(Stored records)
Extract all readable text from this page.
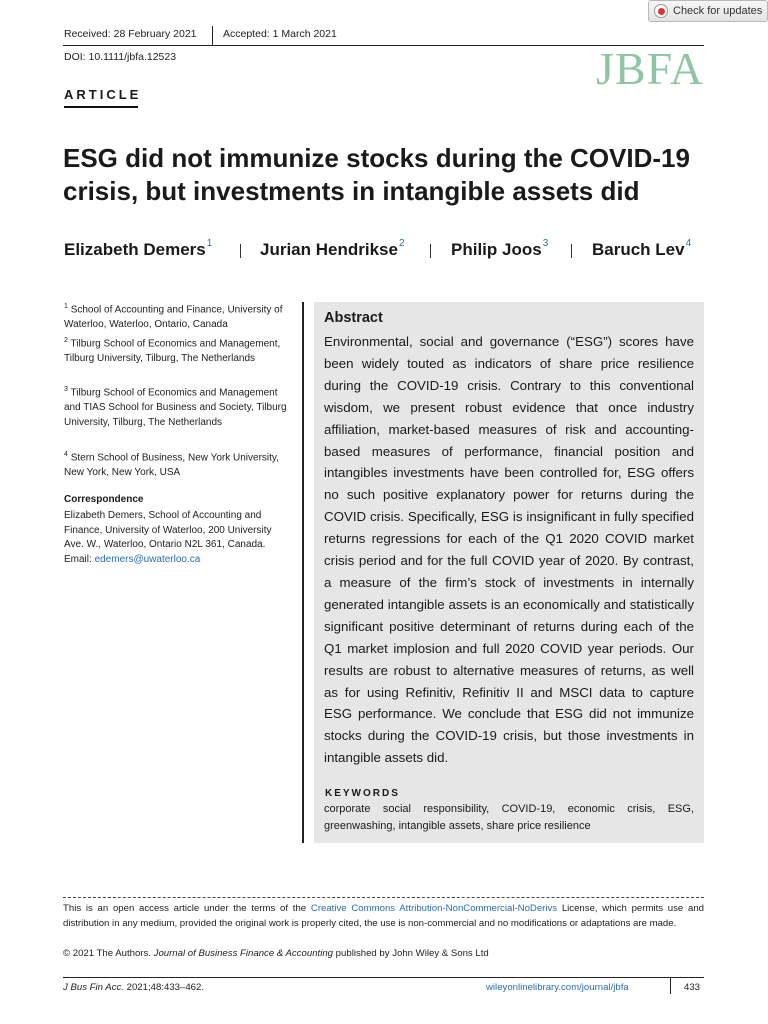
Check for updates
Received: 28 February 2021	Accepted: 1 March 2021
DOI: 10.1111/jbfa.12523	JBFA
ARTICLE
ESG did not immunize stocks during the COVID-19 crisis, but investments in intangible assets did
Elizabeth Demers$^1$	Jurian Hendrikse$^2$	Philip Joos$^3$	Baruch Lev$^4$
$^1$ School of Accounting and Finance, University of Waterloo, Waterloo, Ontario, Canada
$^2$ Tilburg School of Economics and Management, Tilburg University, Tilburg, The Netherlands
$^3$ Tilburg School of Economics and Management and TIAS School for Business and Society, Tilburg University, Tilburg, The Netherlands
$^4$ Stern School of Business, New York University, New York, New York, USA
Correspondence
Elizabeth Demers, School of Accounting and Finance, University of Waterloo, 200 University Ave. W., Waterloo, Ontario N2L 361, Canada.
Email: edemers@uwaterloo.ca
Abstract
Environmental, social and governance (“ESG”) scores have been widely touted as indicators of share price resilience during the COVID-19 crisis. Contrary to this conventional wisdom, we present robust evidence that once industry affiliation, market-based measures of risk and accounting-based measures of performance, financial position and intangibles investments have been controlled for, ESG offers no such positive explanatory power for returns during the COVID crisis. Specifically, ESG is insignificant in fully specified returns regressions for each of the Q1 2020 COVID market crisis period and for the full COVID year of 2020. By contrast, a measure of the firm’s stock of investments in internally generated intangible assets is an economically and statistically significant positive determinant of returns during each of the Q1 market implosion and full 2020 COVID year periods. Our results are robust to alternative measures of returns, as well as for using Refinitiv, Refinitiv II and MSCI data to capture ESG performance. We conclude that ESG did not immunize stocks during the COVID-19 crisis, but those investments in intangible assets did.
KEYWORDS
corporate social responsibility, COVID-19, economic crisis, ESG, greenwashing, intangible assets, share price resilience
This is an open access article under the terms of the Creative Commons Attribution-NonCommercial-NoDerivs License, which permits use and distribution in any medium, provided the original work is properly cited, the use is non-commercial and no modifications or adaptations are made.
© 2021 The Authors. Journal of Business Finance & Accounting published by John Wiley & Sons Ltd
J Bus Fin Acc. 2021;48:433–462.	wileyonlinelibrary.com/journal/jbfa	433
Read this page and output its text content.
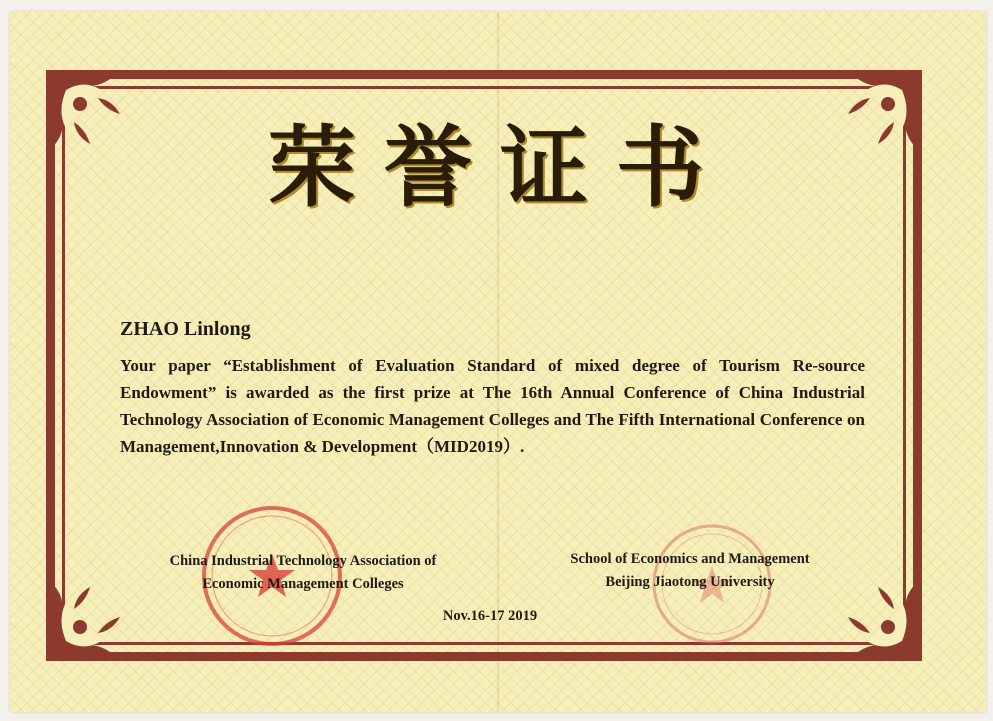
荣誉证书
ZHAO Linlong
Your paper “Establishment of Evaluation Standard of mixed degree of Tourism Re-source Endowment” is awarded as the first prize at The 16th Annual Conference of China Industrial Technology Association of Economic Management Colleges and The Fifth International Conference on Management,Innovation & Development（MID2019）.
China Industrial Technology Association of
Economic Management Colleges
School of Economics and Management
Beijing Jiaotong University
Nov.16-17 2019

*Stated task*: Restate the whole of the material word for word without the pictures.

*Correct response*:
Extract all readable text from this page.
Check for updates
Received: 28 February 2021	Accepted: 1 March 2021
DOI: 10.1111/jbfa.12523	JBFA
ARTICLE
ESG did not immunize stocks during the COVID-19 crisis, but investments in intangible assets did
Elizabeth Demers$^1$	Jurian Hendrikse$^2$	Philip Joos$^3$	Baruch Lev$^4$
$^1$ School of Accounting and Finance, University of Waterloo, Waterloo, Ontario, Canada
$^2$ Tilburg School of Economics and Management, Tilburg University, Tilburg, The Netherlands
$^3$ Tilburg School of Economics and Management and TIAS School for Business and Society, Tilburg University, Tilburg, The Netherlands
$^4$ Stern School of Business, New York University, New York, New York, USA
Correspondence
Elizabeth Demers, School of Accounting and Finance, University of Waterloo, 200 University Ave. W., Waterloo, Ontario N2L 361, Canada.
Email: edemers@uwaterloo.ca
Abstract
Environmental, social and governance (“ESG”) scores have been widely touted as indicators of share price resilience during the COVID-19 crisis. Contrary to this conventional wisdom, we present robust evidence that once industry affiliation, market-based measures of risk and accounting-based measures of performance, financial position and intangibles investments have been controlled for, ESG offers no such positive explanatory power for returns during the COVID crisis. Specifically, ESG is insignificant in fully specified returns regressions for each of the Q1 2020 COVID market crisis period and for the full COVID year of 2020. By contrast, a measure of the firm’s stock of investments in internally generated intangible assets is an economically and statistically significant positive determinant of returns during each of the Q1 market implosion and full 2020 COVID year periods. Our results are robust to alternative measures of returns, as well as for using Refinitiv, Refinitiv II and MSCI data to capture ESG performance. We conclude that ESG did not immunize stocks during the COVID-19 crisis, but those investments in intangible assets did.
KEYWORDS
corporate social responsibility, COVID-19, economic crisis, ESG, greenwashing, intangible assets, share price resilience
This is an open access article under the terms of the Creative Commons Attribution-NonCommercial-NoDerivs License, which permits use and distribution in any medium, provided the original work is properly cited, the use is non-commercial and no modifications or adaptations are made.
© 2021 The Authors. Journal of Business Finance & Accounting published by John Wiley & Sons Ltd
J Bus Fin Acc. 2021;48:433–462.	wileyonlinelibrary.com/journal/jbfa	433
Read this page and output its text content.
荣誉证书
ZHAO Linlong
Your paper “Establishment of Evaluation Standard of mixed degree of Tourism Re-source Endowment” is awarded as the first prize at The 16th Annual Conference of China Industrial Technology Association of Economic Management Colleges and The Fifth International Conference on Management,Innovation & Development（MID2019）.
China Industrial Technology Association of
Economic Management Colleges
School of Economics and Management
Beijing Jiaotong University
Nov.16-17 2019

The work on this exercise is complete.